> **Task instructions**: Read the records below. Copy each line where the string "Хрединская" occurs.
┌──
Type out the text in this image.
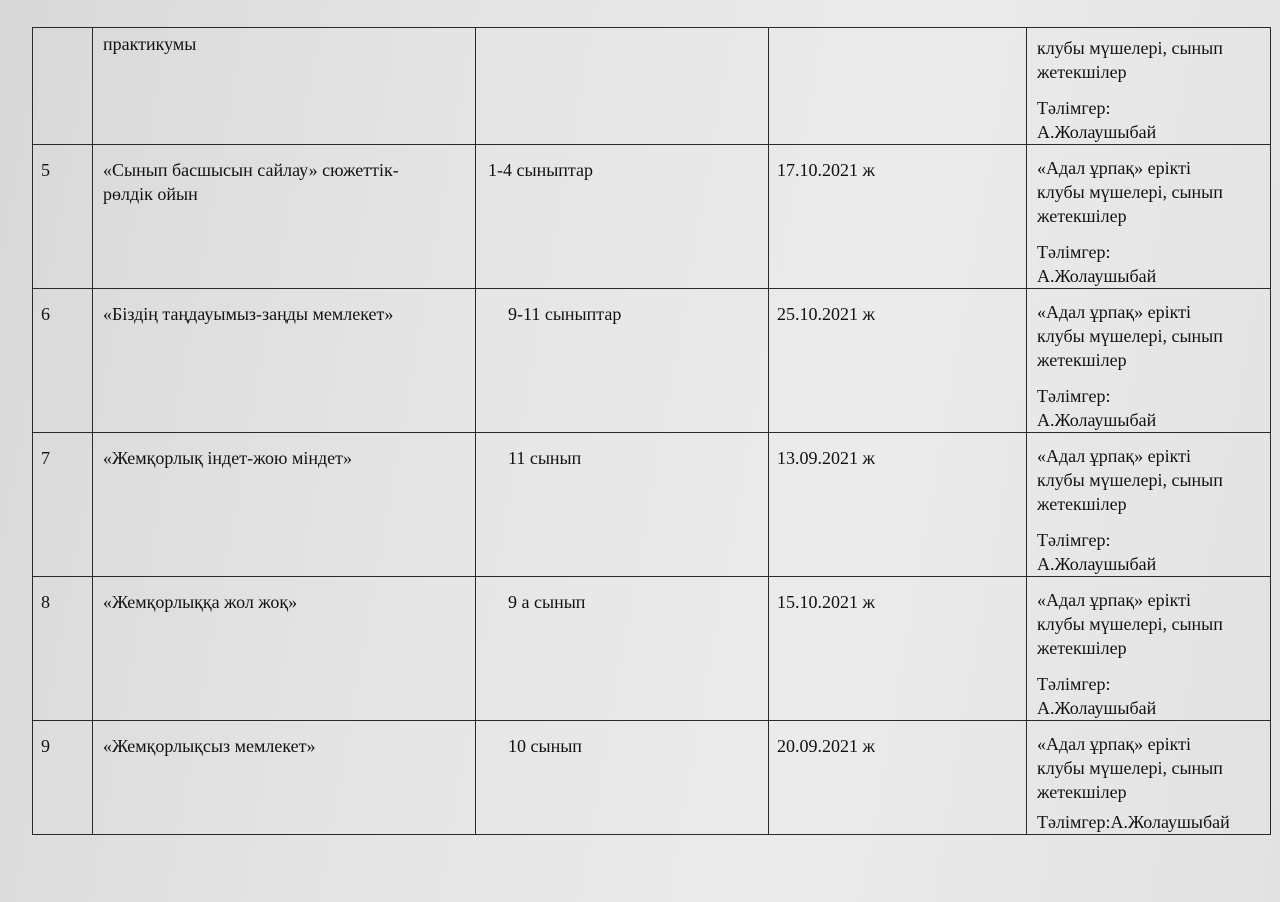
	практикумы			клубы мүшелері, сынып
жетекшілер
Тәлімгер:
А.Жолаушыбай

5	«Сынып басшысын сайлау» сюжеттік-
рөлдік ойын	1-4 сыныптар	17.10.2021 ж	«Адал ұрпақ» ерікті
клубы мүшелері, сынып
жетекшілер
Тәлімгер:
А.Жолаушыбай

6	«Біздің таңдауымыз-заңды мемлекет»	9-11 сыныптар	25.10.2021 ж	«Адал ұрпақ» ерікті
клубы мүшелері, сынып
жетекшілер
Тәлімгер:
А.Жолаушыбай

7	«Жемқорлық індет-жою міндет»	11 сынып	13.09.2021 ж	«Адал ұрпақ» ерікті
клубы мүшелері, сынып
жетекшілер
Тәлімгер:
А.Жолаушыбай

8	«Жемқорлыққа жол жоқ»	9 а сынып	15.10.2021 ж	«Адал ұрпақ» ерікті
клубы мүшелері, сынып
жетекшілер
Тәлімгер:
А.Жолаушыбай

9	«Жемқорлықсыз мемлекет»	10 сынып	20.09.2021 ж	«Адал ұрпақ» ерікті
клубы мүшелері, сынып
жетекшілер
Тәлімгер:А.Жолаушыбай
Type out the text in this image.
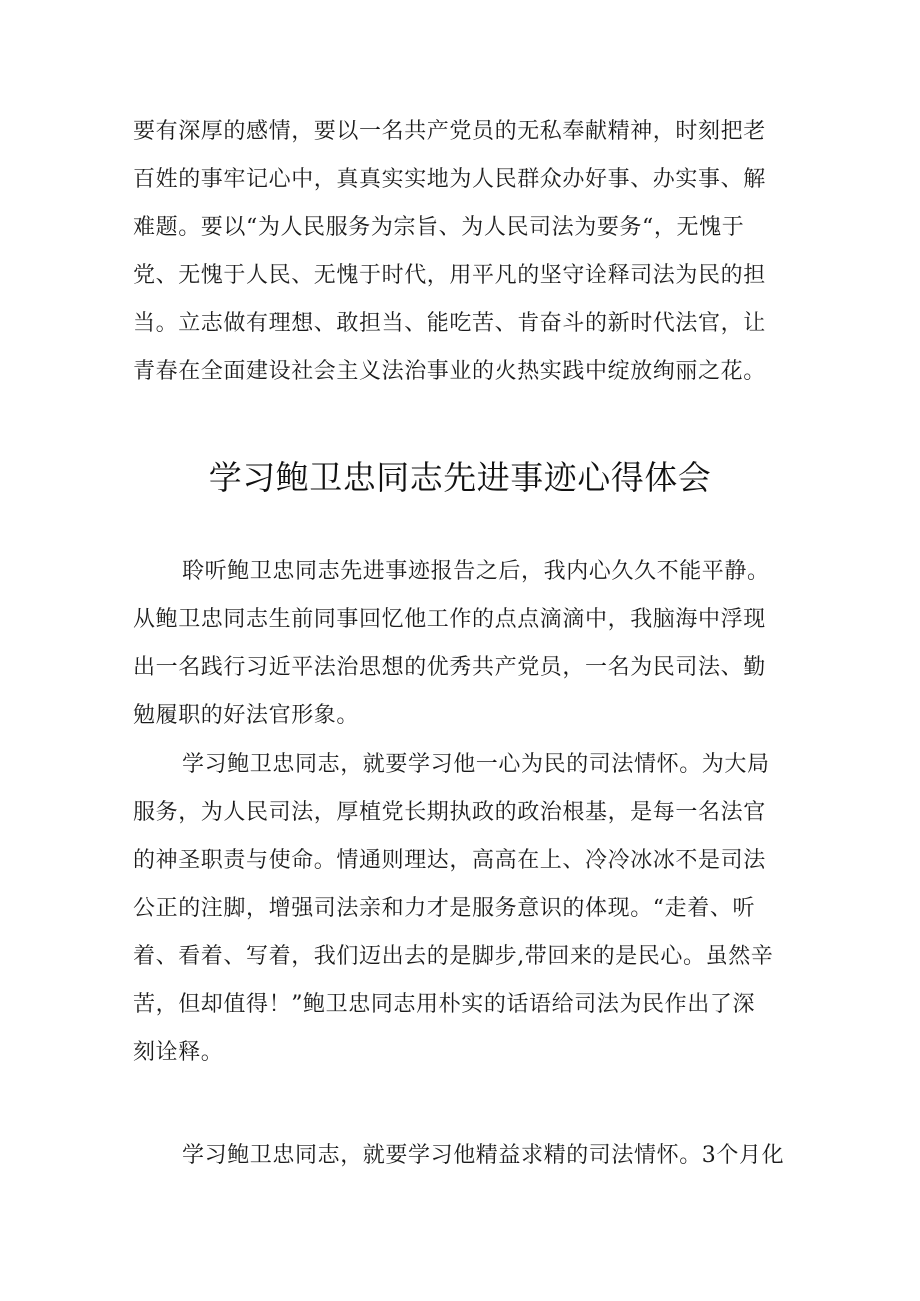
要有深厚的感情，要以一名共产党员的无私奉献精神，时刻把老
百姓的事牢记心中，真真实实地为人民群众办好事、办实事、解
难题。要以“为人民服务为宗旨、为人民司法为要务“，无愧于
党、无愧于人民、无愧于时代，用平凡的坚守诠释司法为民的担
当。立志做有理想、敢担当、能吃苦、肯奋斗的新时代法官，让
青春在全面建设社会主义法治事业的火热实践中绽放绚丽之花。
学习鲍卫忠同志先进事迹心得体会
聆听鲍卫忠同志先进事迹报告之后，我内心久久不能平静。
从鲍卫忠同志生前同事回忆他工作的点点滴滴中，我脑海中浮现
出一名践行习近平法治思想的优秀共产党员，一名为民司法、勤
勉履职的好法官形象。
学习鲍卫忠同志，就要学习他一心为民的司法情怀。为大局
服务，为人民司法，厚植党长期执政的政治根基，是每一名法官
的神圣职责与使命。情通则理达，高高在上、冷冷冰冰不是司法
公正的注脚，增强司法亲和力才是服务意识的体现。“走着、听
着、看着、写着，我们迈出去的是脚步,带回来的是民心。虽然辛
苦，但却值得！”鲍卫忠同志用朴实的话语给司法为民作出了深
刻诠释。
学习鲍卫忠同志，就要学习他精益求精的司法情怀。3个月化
└──
┌──
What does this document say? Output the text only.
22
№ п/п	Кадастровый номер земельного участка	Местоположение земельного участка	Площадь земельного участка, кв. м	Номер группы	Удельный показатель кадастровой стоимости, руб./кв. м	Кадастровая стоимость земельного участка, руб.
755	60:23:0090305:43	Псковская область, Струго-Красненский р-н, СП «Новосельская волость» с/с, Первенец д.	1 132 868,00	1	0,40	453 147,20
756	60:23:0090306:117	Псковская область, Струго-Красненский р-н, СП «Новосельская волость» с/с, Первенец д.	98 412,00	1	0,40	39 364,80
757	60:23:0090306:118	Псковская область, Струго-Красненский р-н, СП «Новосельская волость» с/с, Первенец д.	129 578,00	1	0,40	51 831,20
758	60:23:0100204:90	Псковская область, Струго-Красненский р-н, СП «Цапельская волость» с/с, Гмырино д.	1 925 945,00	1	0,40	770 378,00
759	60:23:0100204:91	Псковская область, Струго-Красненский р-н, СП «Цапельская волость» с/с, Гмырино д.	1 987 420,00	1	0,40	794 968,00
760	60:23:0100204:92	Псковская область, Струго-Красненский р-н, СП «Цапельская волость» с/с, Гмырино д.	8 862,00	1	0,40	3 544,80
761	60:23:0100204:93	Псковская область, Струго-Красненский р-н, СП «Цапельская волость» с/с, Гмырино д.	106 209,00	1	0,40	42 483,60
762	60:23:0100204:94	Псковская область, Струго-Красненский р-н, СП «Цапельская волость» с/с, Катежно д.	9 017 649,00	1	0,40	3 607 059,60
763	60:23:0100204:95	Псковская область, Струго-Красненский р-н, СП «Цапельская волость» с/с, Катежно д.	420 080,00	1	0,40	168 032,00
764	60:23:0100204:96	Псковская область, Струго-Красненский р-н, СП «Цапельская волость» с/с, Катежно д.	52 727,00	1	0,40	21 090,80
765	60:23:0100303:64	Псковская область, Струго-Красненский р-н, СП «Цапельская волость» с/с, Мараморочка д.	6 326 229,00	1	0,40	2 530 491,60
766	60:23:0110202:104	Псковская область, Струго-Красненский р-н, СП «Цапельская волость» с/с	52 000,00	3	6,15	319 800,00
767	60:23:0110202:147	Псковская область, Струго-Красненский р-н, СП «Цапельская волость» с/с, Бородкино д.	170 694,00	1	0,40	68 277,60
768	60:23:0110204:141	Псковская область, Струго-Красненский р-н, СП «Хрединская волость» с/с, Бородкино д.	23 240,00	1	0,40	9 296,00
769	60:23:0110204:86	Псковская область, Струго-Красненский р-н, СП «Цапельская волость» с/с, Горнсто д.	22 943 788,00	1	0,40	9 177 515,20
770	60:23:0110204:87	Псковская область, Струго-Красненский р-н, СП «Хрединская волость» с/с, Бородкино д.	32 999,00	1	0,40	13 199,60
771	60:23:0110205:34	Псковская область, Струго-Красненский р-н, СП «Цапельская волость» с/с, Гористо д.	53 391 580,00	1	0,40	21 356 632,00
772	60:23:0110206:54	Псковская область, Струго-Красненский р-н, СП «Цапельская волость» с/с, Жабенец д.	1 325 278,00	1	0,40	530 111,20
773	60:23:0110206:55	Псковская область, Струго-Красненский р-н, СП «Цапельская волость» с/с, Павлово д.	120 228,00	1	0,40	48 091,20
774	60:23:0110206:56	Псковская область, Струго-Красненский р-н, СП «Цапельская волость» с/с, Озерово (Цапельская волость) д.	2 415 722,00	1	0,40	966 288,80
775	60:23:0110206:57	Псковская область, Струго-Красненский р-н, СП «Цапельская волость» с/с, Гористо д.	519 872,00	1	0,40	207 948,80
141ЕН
└──
> **Expected answer**:
768	60:23:0110204:141	Псковская область, Струго-Красненский р-н, СП «Хрединская волость» с/с, Бородкино д.	23 240,00	1	0,40	9 296,00
770	60:23:0110204:87	Псковская область, Струго-Красненский р-н, СП «Хрединская волость» с/с, Бородкино д.	32 999,00	1	0,40	13 199,60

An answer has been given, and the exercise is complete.